:: EXPLORE THE MATERIAL ::
1. Answer these from the passage on Windhoek Rural, one line each:
(a) What percentage of the area consists of commercial farms?
(b) Who won the 2004 regional election, and for which party?
(c) How many votes did Penina Ita gain in the 2015 regional election?
2. Render this sentence from the passage on Windhoek Rural in Spanish: "The main economic activity in this constituency is farming and related work like gardening, seed production, and firewood collection; 90% of the area consists of commercial farms."
3. Take the passage on Windhoek Rural further with one more paragraph following its final sentence.

:: EXCERPT TO READ ::
>>>

Windhoek Rural contains all settlements in the Khomas Region that are outside the city of Windhoek, among them:

- Aris
- Baumgartsbrunn
- Brakwater
- Dordabis
- Mix camp
- Nauchas
- Nina
- Seeis
- Solitaire

The main economic activity in this constituency is farming and related work like gardening, seed production, and firewood collection; 90% of the area consists of commercial farms.

==Politics==

The 2004 regional election was won by Frederick Arie of the SWAPO Party who took over from Albert Tsuoub of the Democratic Turnhalle Alliance (DTA). Arie received 2,092 of the 4,509 votes cast.

The 2015 regional election were also won by SWAPO whose Penina Ita gained 2,372 votes. Willem Hendrik Vries of the Democratic Turnhalle Alliance (DTA) came second with 848 votes, followed by Bernard Gaoseb of the Republican Party (RP) with 415 votes.

<<<

:: ENTRIES SHOWN ::

>>>

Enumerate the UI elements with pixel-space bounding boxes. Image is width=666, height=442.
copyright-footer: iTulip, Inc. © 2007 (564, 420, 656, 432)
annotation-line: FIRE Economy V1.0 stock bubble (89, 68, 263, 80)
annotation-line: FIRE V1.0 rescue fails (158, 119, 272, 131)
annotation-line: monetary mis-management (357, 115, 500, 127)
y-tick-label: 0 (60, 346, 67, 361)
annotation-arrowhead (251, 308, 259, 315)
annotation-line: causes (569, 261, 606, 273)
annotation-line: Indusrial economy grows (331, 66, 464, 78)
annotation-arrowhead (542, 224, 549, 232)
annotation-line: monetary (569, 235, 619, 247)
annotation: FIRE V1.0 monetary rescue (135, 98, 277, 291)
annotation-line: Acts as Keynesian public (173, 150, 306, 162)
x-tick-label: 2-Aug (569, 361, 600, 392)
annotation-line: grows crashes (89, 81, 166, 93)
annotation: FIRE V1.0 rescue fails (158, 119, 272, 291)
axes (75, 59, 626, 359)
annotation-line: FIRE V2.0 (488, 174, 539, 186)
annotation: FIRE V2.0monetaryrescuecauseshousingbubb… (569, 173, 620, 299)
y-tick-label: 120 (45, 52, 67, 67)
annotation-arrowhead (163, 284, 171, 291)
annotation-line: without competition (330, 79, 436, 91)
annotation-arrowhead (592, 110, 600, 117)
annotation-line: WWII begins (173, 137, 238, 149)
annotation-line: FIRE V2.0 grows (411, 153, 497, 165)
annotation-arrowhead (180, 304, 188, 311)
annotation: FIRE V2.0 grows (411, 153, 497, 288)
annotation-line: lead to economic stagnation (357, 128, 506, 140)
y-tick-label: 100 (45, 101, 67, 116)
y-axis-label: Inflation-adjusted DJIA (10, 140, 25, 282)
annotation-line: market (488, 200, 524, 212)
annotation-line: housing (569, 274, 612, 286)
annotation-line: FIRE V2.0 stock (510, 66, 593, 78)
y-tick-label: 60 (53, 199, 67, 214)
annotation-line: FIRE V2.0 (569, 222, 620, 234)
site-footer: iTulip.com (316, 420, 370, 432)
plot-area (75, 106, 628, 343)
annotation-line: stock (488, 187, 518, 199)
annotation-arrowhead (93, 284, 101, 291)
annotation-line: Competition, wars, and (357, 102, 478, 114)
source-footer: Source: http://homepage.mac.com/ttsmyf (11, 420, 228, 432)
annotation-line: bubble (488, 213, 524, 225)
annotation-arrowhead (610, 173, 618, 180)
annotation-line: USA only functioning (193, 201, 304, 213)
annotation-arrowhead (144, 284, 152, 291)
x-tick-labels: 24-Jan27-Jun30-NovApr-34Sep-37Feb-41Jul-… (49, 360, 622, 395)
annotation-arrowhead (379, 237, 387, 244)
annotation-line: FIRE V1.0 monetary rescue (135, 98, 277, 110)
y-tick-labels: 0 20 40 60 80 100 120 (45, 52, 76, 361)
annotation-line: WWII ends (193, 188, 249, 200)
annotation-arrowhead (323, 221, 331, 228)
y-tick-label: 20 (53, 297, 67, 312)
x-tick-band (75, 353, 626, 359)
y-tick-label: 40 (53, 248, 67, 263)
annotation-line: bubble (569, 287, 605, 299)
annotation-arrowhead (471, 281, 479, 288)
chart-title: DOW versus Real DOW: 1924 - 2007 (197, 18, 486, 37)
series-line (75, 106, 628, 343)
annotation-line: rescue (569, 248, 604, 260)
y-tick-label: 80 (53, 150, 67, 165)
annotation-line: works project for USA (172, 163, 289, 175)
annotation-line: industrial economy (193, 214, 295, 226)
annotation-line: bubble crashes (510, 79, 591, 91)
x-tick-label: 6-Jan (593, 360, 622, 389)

<<<

:: ANSWER SECTION ::
1.
(a) 90%
(b) Frederick Arie of the SWAPO Party
(c) 2,372

2. La principal actividad económica de esta circunscripción es la agricultura y los trabajos relacionados, como la horticultura, la producción de semillas y la recolección de leña; el 90 % del área está compuesta por granjas comerciales.

3.
The 2020 regional election was narrowly won by Piet Adams of the Landless People's Movement (LPM, a new party registered in 2018). He obtained 1,645 votes, followed by Johannes Elago (SWAPO) with 1,563 votes. Magdalena Haukelo of the Independent Patriots for Change (IPC), an opposition party formed in August 2020, came in third with 1,099 votes, followed by Marthineo Dierkse of the Popular Democratic Movement (PDM, the new name of the DTA) with 714 votes.